What to do
1. In the excerpt on making kids financially savvy, what did Jonathan Clements buy for his kids when they were young?
2. Reproduce everything in the kids-and-money excerpt from "6. Growing Free" down to "make a difference!", with no changes.

Excerpt
·····
Jonathan Clements wrote a great article in yesterday’s WSJ titled 12 Ways to Make Your Kids Financially Savvy ($). I have highlighted Jonathan’s “12 Ways” and added my thoughts to each one. Jonathan does state at the beginning of his article that not everyone will agree with his methods, so keep that in mind when you read the following.

1. Waiting Until Later – Kids have to learn self-control and figure out that they simply can’t have everything NOW. I taught my boys this (my daughter’s still too young to grasp the concept) in the bookstore. My oldest son wanted to buy a book at Barnes & Noble. He was going to have to pay full cover price plus tax. I told him that we could go home and order the same book off the internet for nearly half the price that he would pay at Barnes & Noble. He didn’t like the idea at first but I talked him into it. He ended up ordering two books from for about the same price as one book from Barnes & Noble. He did have to wait for the books to be shipped but it gave him something to look forward to (what kid doesn’t like getting a package in the mail?).

That experience stressed the benefits of waiting until later.

2. Asking Themselves – Instead of your kids asking you for everything, start giving them an allowance so that when they want something, they have to ask themselves. Almost magically they learn the power of making choices – but ONLY if parents don’t give in and bail out their kids when they make a dumb choice.

3. Talking the Talk – Jonathan recommends talking to your kids about what life was like when you were “poor.” Kids need to understand that they money won’t just magically appear in their lives once they become adults. They need to understand that struggling financially is a way of life (although they can make it a lot easier on themselves if they make good choices).

4. Scoffing at Wealth – Not scoffing at wealth but the appearance of wealth. Lots of people can look wealthy. I think about this every time I see a “young” person driving a $40,000 + car.

5. Compounding for Decades – Jonathan actually purchased low-cost variable annuities for his kids when they were young. They grow tax-deferred and have decades to compound.

6. Growing Free – As soon as your kids have jobs, consider helping them fund a Roth IRA, which has the potential to grow tax free over their careers. All those years of compounding can really make a difference!

7. Heading Home – Jonathan states that he has set aside money to help his kids come up with a down payment on a house. While I don’t think think it is necessary for parents to help out like this, I did think it was kind of cool that he used target date funds to meet these goals.
·····
Data extracts

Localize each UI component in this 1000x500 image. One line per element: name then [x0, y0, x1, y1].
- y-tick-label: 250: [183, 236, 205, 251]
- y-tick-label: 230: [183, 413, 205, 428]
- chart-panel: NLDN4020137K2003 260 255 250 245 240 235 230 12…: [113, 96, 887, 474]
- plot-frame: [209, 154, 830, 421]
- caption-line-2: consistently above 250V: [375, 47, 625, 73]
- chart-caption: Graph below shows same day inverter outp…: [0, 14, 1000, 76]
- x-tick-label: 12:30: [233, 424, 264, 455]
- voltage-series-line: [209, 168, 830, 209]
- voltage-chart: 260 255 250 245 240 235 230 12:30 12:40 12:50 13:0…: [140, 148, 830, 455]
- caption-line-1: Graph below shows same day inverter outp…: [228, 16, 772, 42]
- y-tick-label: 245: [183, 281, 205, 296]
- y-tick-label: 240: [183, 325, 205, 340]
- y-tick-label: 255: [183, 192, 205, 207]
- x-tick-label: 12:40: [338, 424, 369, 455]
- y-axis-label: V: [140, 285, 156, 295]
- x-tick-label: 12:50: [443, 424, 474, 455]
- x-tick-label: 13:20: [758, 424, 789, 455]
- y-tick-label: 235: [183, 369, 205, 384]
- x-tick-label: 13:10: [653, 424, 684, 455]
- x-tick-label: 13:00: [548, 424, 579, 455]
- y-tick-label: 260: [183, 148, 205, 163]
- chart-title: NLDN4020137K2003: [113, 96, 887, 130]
·····
Solutions by task
1. Low-cost variable annuities.

2.
6. Growing Free – As soon as your kids have jobs, consider helping them fund a Roth IRA, which has the potential to grow tax free over their careers. All those years of compounding can really make a difference!